(Records contained in a dataset)
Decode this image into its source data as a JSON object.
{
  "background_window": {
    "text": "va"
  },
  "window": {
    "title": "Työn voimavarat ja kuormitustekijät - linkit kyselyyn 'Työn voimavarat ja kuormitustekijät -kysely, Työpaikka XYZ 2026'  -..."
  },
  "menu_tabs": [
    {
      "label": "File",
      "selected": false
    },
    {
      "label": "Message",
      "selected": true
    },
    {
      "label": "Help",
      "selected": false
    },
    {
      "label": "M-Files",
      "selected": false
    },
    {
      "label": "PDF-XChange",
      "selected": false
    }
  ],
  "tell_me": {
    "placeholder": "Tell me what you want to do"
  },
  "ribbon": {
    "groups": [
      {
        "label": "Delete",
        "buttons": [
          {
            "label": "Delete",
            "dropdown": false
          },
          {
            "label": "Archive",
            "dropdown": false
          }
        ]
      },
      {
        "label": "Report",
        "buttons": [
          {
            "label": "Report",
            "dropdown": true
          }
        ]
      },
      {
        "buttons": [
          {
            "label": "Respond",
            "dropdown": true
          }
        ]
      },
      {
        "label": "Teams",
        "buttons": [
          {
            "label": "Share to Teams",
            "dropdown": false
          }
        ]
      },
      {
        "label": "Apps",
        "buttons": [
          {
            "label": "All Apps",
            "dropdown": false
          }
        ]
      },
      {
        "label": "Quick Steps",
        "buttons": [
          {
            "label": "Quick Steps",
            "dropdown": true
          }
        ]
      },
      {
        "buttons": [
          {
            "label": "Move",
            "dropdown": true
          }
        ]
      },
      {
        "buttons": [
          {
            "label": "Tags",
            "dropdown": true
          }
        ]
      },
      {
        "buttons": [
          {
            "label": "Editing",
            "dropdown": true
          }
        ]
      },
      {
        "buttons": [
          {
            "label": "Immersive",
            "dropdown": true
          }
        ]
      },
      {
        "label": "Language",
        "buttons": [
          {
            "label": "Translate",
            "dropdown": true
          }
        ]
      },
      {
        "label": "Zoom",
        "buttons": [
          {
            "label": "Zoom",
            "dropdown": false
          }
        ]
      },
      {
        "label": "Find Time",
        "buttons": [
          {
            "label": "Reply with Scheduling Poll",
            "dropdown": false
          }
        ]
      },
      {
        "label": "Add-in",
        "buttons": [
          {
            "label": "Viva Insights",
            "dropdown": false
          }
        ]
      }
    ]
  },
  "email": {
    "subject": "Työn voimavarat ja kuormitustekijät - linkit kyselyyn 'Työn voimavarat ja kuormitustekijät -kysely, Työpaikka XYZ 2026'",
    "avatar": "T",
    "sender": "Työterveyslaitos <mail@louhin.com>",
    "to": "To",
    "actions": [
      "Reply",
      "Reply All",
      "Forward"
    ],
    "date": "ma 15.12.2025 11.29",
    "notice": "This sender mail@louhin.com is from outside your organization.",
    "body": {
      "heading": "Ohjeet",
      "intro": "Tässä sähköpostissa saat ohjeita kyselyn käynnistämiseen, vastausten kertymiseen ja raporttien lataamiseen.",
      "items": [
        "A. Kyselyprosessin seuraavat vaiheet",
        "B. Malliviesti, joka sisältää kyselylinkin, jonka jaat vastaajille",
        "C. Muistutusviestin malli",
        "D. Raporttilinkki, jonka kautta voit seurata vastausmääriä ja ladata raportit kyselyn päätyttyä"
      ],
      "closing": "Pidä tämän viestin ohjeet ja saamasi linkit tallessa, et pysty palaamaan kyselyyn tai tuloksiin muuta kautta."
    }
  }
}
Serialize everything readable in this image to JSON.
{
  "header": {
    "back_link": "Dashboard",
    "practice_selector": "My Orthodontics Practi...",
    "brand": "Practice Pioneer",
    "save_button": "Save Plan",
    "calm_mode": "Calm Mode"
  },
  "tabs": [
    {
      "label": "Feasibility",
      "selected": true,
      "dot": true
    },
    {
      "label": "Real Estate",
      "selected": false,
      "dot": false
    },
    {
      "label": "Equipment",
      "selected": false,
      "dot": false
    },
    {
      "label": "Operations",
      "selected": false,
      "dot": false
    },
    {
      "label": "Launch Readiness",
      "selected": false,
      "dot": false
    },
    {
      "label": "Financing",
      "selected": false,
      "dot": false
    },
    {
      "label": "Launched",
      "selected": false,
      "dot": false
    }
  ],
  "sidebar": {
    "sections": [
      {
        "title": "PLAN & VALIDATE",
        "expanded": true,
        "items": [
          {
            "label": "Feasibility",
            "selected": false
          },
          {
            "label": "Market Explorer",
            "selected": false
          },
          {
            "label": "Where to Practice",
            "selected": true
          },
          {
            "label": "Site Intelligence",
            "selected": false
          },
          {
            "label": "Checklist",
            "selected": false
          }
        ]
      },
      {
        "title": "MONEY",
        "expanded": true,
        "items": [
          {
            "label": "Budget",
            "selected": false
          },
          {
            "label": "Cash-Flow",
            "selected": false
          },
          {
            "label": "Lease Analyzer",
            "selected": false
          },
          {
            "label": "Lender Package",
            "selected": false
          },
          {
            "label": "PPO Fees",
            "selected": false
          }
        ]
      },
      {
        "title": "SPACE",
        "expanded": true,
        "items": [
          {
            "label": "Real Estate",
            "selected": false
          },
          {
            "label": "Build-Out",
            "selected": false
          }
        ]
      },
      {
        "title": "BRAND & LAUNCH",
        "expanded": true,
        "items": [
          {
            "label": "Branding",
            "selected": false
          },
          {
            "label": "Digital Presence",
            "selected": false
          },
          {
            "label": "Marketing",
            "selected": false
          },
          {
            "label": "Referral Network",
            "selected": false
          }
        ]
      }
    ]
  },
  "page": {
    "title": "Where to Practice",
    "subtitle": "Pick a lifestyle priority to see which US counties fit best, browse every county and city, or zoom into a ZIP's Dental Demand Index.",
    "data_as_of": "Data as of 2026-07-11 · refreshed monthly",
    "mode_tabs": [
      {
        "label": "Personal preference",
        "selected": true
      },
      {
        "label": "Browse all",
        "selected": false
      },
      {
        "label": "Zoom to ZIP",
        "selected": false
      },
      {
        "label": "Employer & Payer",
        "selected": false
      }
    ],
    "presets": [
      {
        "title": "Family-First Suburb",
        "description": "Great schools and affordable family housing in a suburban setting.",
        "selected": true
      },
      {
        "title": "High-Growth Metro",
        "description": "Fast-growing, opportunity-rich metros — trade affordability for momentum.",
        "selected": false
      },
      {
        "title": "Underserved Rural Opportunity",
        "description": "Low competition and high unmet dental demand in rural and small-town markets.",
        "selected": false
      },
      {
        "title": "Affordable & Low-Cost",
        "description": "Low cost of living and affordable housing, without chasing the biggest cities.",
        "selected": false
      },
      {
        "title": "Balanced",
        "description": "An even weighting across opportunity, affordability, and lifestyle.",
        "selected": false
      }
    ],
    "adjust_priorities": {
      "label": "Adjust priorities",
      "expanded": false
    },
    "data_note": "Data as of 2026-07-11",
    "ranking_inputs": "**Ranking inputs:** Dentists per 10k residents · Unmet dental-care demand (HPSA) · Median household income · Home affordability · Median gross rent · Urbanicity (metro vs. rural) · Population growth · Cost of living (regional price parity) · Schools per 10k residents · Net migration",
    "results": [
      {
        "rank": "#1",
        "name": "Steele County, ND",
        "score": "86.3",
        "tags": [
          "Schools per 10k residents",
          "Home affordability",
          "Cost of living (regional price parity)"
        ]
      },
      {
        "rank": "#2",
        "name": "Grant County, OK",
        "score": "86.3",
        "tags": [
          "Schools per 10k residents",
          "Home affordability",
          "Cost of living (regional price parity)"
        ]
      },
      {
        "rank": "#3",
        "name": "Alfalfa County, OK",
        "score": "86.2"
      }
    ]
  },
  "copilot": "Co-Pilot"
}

## To do
Faithfully transcribe the whole of the data.

## Task output
Decode this image into its source data as a JSON object.
{
  "background_window": {
    "text": "va"
  },
  "window": {
    "title": "Työn voimavarat ja kuormitustekijät - linkit kyselyyn 'Työn voimavarat ja kuormitustekijät -kysely, Työpaikka XYZ 2026'  -..."
  },
  "menu_tabs": [
    {
      "label": "File",
      "selected": false
    },
    {
      "label": "Message",
      "selected": true
    },
    {
      "label": "Help",
      "selected": false
    },
    {
      "label": "M-Files",
      "selected": false
    },
    {
      "label": "PDF-XChange",
      "selected": false
    }
  ],
  "tell_me": {
    "placeholder": "Tell me what you want to do"
  },
  "ribbon": {
    "groups": [
      {
        "label": "Delete",
        "buttons": [
          {
            "label": "Delete",
            "dropdown": false
          },
          {
            "label": "Archive",
            "dropdown": false
          }
        ]
      },
      {
        "label": "Report",
        "buttons": [
          {
            "label": "Report",
            "dropdown": true
          }
        ]
      },
      {
        "buttons": [
          {
            "label": "Respond",
            "dropdown": true
          }
        ]
      },
      {
        "label": "Teams",
        "buttons": [
          {
            "label": "Share to Teams",
            "dropdown": false
          }
        ]
      },
      {
        "label": "Apps",
        "buttons": [
          {
            "label": "All Apps",
            "dropdown": false
          }
        ]
      },
      {
        "label": "Quick Steps",
        "buttons": [
          {
            "label": "Quick Steps",
            "dropdown": true
          }
        ]
      },
      {
        "buttons": [
          {
            "label": "Move",
            "dropdown": true
          }
        ]
      },
      {
        "buttons": [
          {
            "label": "Tags",
            "dropdown": true
          }
        ]
      },
      {
        "buttons": [
          {
            "label": "Editing",
            "dropdown": true
          }
        ]
      },
      {
        "buttons": [
          {
            "label": "Immersive",
            "dropdown": true
          }
        ]
      },
      {
        "label": "Language",
        "buttons": [
          {
            "label": "Translate",
            "dropdown": true
          }
        ]
      },
      {
        "label": "Zoom",
        "buttons": [
          {
            "label": "Zoom",
            "dropdown": false
          }
        ]
      },
      {
        "label": "Find Time",
        "buttons": [
          {
            "label": "Reply with Scheduling Poll",
            "dropdown": false
          }
        ]
      },
      {
        "label": "Add-in",
        "buttons": [
          {
            "label": "Viva Insights",
            "dropdown": false
          }
        ]
      }
    ]
  },
  "email": {
    "subject": "Työn voimavarat ja kuormitustekijät - linkit kyselyyn 'Työn voimavarat ja kuormitustekijät -kysely, Työpaikka XYZ 2026'",
    "avatar": "T",
    "sender": "Työterveyslaitos <mail@louhin.com>",
    "to": "To",
    "actions": [
      "Reply",
      "Reply All",
      "Forward"
    ],
    "date": "ma 15.12.2025 11.29",
    "notice": "This sender mail@louhin.com is from outside your organization.",
    "body": {
      "heading": "Ohjeet",
      "intro": "Tässä sähköpostissa saat ohjeita kyselyn käynnistämiseen, vastausten kertymiseen ja raporttien lataamiseen.",
      "items": [
        "A. Kyselyprosessin seuraavat vaiheet",
        "B. Malliviesti, joka sisältää kyselylinkin, jonka jaat vastaajille",
        "C. Muistutusviestin malli",
        "D. Raporttilinkki, jonka kautta voit seurata vastausmääriä ja ladata raportit kyselyn päätyttyä"
      ],
      "closing": "Pidä tämän viestin ohjeet ja saamasi linkit tallessa, et pysty palaamaan kyselyyn tai tuloksiin muuta kautta."
    }
  }
}
Serialize everything readable in this image to JSON.
{
  "header": {
    "back_link": "Dashboard",
    "practice_selector": "My Orthodontics Practi...",
    "brand": "Practice Pioneer",
    "save_button": "Save Plan",
    "calm_mode": "Calm Mode"
  },
  "tabs": [
    {
      "label": "Feasibility",
      "selected": true,
      "dot": true
    },
    {
      "label": "Real Estate",
      "selected": false,
      "dot": false
    },
    {
      "label": "Equipment",
      "selected": false,
      "dot": false
    },
    {
      "label": "Operations",
      "selected": false,
      "dot": false
    },
    {
      "label": "Launch Readiness",
      "selected": false,
      "dot": false
    },
    {
      "label": "Financing",
      "selected": false,
      "dot": false
    },
    {
      "label": "Launched",
      "selected": false,
      "dot": false
    }
  ],
  "sidebar": {
    "sections": [
      {
        "title": "PLAN & VALIDATE",
        "expanded": true,
        "items": [
          {
            "label": "Feasibility",
            "selected": false
          },
          {
            "label": "Market Explorer",
            "selected": false
          },
          {
            "label": "Where to Practice",
            "selected": true
          },
          {
            "label": "Site Intelligence",
            "selected": false
          },
          {
            "label": "Checklist",
            "selected": false
          }
        ]
      },
      {
        "title": "MONEY",
        "expanded": true,
        "items": [
          {
            "label": "Budget",
            "selected": false
          },
          {
            "label": "Cash-Flow",
            "selected": false
          },
          {
            "label": "Lease Analyzer",
            "selected": false
          },
          {
            "label": "Lender Package",
            "selected": false
          },
          {
            "label": "PPO Fees",
            "selected": false
          }
        ]
      },
      {
        "title": "SPACE",
        "expanded": true,
        "items": [
          {
            "label": "Real Estate",
            "selected": false
          },
          {
            "label": "Build-Out",
            "selected": false
          }
        ]
      },
      {
        "title": "BRAND & LAUNCH",
        "expanded": true,
        "items": [
          {
            "label": "Branding",
            "selected": false
          },
          {
            "label": "Digital Presence",
            "selected": false
          },
          {
            "label": "Marketing",
            "selected": false
          },
          {
            "label": "Referral Network",
            "selected": false
          }
        ]
      }
    ]
  },
  "page": {
    "title": "Where to Practice",
    "subtitle": "Pick a lifestyle priority to see which US counties fit best, browse every county and city, or zoom into a ZIP's Dental Demand Index.",
    "data_as_of": "Data as of 2026-07-11 · refreshed monthly",
    "mode_tabs": [
      {
        "label": "Personal preference",
        "selected": true
      },
      {
        "label": "Browse all",
        "selected": false
      },
      {
        "label": "Zoom to ZIP",
        "selected": false
      },
      {
        "label": "Employer & Payer",
        "selected": false
      }
    ],
    "presets": [
      {
        "title": "Family-First Suburb",
        "description": "Great schools and affordable family housing in a suburban setting.",
        "selected": true
      },
      {
        "title": "High-Growth Metro",
        "description": "Fast-growing, opportunity-rich metros — trade affordability for momentum.",
        "selected": false
      },
      {
        "title": "Underserved Rural Opportunity",
        "description": "Low competition and high unmet dental demand in rural and small-town markets.",
        "selected": false
      },
      {
        "title": "Affordable & Low-Cost",
        "description": "Low cost of living and affordable housing, without chasing the biggest cities.",
        "selected": false
      },
      {
        "title": "Balanced",
        "description": "An even weighting across opportunity, affordability, and lifestyle.",
        "selected": false
      }
    ],
    "adjust_priorities": {
      "label": "Adjust priorities",
      "expanded": false
    },
    "data_note": "Data as of 2026-07-11",
    "ranking_inputs": "**Ranking inputs:** Dentists per 10k residents · Unmet dental-care demand (HPSA) · Median household income · Home affordability · Median gross rent · Urbanicity (metro vs. rural) · Population growth · Cost of living (regional price parity) · Schools per 10k residents · Net migration",
    "results": [
      {
        "rank": "#1",
        "name": "Steele County, ND",
        "score": "86.3",
        "tags": [
          "Schools per 10k residents",
          "Home affordability",
          "Cost of living (regional price parity)"
        ]
      },
      {
        "rank": "#2",
        "name": "Grant County, OK",
        "score": "86.3",
        "tags": [
          "Schools per 10k residents",
          "Home affordability",
          "Cost of living (regional price parity)"
        ]
      },
      {
        "rank": "#3",
        "name": "Alfalfa County, OK",
        "score": "86.2"
      }
    ]
  },
  "copilot": "Co-Pilot"
}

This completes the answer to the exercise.